Exercise objective
Print all of the data exactly.

Supplied information
* * *

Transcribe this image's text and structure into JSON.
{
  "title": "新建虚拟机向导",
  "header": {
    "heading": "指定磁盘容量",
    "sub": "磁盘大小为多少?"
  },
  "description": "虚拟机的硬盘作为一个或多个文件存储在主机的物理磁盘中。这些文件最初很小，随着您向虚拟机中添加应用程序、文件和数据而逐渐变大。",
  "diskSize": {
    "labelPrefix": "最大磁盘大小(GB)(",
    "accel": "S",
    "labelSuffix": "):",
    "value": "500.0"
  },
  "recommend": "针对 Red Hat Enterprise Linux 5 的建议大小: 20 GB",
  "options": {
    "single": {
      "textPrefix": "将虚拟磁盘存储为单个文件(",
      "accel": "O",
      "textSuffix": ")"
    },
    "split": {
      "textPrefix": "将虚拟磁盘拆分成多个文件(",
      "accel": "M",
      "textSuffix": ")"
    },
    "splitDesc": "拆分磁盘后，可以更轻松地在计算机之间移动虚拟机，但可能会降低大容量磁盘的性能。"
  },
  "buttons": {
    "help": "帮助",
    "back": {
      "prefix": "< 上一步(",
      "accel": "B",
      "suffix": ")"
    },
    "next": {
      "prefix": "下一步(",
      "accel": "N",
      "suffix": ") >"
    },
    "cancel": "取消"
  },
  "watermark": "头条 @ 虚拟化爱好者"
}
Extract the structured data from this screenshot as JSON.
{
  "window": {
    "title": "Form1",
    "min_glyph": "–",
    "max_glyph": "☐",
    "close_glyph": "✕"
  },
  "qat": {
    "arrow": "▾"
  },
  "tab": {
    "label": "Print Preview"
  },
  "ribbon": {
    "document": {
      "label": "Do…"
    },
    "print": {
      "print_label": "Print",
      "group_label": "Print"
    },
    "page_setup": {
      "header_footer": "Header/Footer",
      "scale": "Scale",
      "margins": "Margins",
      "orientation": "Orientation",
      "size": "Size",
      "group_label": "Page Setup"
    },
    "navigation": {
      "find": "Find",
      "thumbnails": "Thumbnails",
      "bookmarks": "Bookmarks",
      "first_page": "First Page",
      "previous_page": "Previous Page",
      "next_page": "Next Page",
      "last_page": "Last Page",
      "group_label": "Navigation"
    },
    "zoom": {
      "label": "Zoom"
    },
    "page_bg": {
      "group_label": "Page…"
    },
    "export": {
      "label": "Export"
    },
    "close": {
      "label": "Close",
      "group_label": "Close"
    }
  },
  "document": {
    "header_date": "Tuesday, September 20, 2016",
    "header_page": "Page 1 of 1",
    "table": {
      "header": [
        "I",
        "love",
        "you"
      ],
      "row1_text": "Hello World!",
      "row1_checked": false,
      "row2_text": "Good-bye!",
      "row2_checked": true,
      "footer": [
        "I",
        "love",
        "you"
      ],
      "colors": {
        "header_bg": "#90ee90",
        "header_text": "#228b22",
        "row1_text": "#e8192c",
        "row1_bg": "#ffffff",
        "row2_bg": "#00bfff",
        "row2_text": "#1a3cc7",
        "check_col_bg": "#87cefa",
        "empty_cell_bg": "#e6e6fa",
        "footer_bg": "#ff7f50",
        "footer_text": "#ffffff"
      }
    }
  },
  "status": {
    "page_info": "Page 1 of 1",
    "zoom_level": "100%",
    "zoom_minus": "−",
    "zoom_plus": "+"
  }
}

* * *

Response for this exercise
Transcribe this image's text and structure into JSON.
{
  "title": "新建虚拟机向导",
  "header": {
    "heading": "指定磁盘容量",
    "sub": "磁盘大小为多少?"
  },
  "description": "虚拟机的硬盘作为一个或多个文件存储在主机的物理磁盘中。这些文件最初很小，随着您向虚拟机中添加应用程序、文件和数据而逐渐变大。",
  "diskSize": {
    "labelPrefix": "最大磁盘大小(GB)(",
    "accel": "S",
    "labelSuffix": "):",
    "value": "500.0"
  },
  "recommend": "针对 Red Hat Enterprise Linux 5 的建议大小: 20 GB",
  "options": {
    "single": {
      "textPrefix": "将虚拟磁盘存储为单个文件(",
      "accel": "O",
      "textSuffix": ")"
    },
    "split": {
      "textPrefix": "将虚拟磁盘拆分成多个文件(",
      "accel": "M",
      "textSuffix": ")"
    },
    "splitDesc": "拆分磁盘后，可以更轻松地在计算机之间移动虚拟机，但可能会降低大容量磁盘的性能。"
  },
  "buttons": {
    "help": "帮助",
    "back": {
      "prefix": "< 上一步(",
      "accel": "B",
      "suffix": ")"
    },
    "next": {
      "prefix": "下一步(",
      "accel": "N",
      "suffix": ") >"
    },
    "cancel": "取消"
  },
  "watermark": "头条 @ 虚拟化爱好者"
}
Extract the structured data from this screenshot as JSON.
{
  "window": {
    "title": "Form1",
    "min_glyph": "–",
    "max_glyph": "☐",
    "close_glyph": "✕"
  },
  "qat": {
    "arrow": "▾"
  },
  "tab": {
    "label": "Print Preview"
  },
  "ribbon": {
    "document": {
      "label": "Do…"
    },
    "print": {
      "print_label": "Print",
      "group_label": "Print"
    },
    "page_setup": {
      "header_footer": "Header/Footer",
      "scale": "Scale",
      "margins": "Margins",
      "orientation": "Orientation",
      "size": "Size",
      "group_label": "Page Setup"
    },
    "navigation": {
      "find": "Find",
      "thumbnails": "Thumbnails",
      "bookmarks": "Bookmarks",
      "first_page": "First Page",
      "previous_page": "Previous Page",
      "next_page": "Next Page",
      "last_page": "Last Page",
      "group_label": "Navigation"
    },
    "zoom": {
      "label": "Zoom"
    },
    "page_bg": {
      "group_label": "Page…"
    },
    "export": {
      "label": "Export"
    },
    "close": {
      "label": "Close",
      "group_label": "Close"
    }
  },
  "document": {
    "header_date": "Tuesday, September 20, 2016",
    "header_page": "Page 1 of 1",
    "table": {
      "header": [
        "I",
        "love",
        "you"
      ],
      "row1_text": "Hello World!",
      "row1_checked": false,
      "row2_text": "Good-bye!",
      "row2_checked": true,
      "footer": [
        "I",
        "love",
        "you"
      ],
      "colors": {
        "header_bg": "#90ee90",
        "header_text": "#228b22",
        "row1_text": "#e8192c",
        "row1_bg": "#ffffff",
        "row2_bg": "#00bfff",
        "row2_text": "#1a3cc7",
        "check_col_bg": "#87cefa",
        "empty_cell_bg": "#e6e6fa",
        "footer_bg": "#ff7f50",
        "footer_text": "#ffffff"
      }
    }
  },
  "status": {
    "page_info": "Page 1 of 1",
    "zoom_level": "100%",
    "zoom_minus": "−",
    "zoom_plus": "+"
  }
}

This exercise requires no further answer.